| WORK TO COMPLETE |
Set down the material below in full, matching it exactly.

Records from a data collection
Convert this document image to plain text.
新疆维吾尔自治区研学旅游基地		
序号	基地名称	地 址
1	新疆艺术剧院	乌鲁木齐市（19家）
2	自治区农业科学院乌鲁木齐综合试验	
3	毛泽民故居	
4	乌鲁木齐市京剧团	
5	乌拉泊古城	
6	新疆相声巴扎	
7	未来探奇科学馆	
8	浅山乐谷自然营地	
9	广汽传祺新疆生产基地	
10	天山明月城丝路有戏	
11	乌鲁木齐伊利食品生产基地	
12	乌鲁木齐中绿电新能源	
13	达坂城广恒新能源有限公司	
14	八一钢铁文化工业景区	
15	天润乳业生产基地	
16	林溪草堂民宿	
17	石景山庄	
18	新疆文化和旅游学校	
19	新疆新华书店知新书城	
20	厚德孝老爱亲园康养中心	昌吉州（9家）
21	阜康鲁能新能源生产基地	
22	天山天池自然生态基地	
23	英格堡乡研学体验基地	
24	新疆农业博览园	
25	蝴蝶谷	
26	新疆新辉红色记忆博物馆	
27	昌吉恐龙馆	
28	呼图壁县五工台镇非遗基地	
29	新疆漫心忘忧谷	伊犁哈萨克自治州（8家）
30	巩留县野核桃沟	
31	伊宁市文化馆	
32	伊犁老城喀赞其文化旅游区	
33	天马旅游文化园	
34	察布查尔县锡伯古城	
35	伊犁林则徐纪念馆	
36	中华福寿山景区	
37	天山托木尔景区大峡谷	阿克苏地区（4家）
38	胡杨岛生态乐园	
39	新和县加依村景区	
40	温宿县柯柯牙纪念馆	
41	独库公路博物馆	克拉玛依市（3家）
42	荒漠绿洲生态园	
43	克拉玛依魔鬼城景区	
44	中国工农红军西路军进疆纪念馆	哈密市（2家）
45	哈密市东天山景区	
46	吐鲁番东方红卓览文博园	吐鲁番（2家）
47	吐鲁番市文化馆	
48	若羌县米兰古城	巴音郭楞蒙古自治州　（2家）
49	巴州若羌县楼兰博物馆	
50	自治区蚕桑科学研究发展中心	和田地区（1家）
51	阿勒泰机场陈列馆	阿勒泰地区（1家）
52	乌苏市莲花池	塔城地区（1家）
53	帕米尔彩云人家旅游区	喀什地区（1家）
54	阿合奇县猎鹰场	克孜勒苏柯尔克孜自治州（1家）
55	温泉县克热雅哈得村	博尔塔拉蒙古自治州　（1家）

| TASK RESPONSE |
Convert this document image to plain text.
新疆维吾尔自治区研学旅游基地		
序号	基地名称	地 址
1	新疆艺术剧院	乌鲁木齐市（19家）
2	自治区农业科学院乌鲁木齐综合试验	
3	毛泽民故居	
4	乌鲁木齐市京剧团	
5	乌拉泊古城	
6	新疆相声巴扎	
7	未来探奇科学馆	
8	浅山乐谷自然营地	
9	广汽传祺新疆生产基地	
10	天山明月城丝路有戏	
11	乌鲁木齐伊利食品生产基地	
12	乌鲁木齐中绿电新能源	
13	达坂城广恒新能源有限公司	
14	八一钢铁文化工业景区	
15	天润乳业生产基地	
16	林溪草堂民宿	
17	石景山庄	
18	新疆文化和旅游学校	
19	新疆新华书店知新书城	
20	厚德孝老爱亲园康养中心	昌吉州（9家）
21	阜康鲁能新能源生产基地	
22	天山天池自然生态基地	
23	英格堡乡研学体验基地	
24	新疆农业博览园	
25	蝴蝶谷	
26	新疆新辉红色记忆博物馆	
27	昌吉恐龙馆	
28	呼图壁县五工台镇非遗基地	
29	新疆漫心忘忧谷	伊犁哈萨克自治州（8家）
30	巩留县野核桃沟	
31	伊宁市文化馆	
32	伊犁老城喀赞其文化旅游区	
33	天马旅游文化园	
34	察布查尔县锡伯古城	
35	伊犁林则徐纪念馆	
36	中华福寿山景区	
37	天山托木尔景区大峡谷	阿克苏地区（4家）
38	胡杨岛生态乐园	
39	新和县加依村景区	
40	温宿县柯柯牙纪念馆	
41	独库公路博物馆	克拉玛依市（3家）
42	荒漠绿洲生态园	
43	克拉玛依魔鬼城景区	
44	中国工农红军西路军进疆纪念馆	哈密市（2家）
45	哈密市东天山景区	
46	吐鲁番东方红卓览文博园	吐鲁番（2家）
47	吐鲁番市文化馆	
48	若羌县米兰古城	巴音郭楞蒙古自治州　（2家）
49	巴州若羌县楼兰博物馆	
50	自治区蚕桑科学研究发展中心	和田地区（1家）
51	阿勒泰机场陈列馆	阿勒泰地区（1家）
52	乌苏市莲花池	塔城地区（1家）
53	帕米尔彩云人家旅游区	喀什地区（1家）
54	阿合奇县猎鹰场	克孜勒苏柯尔克孜自治州（1家）
55	温泉县克热雅哈得村	博尔塔拉蒙古自治州　（1家）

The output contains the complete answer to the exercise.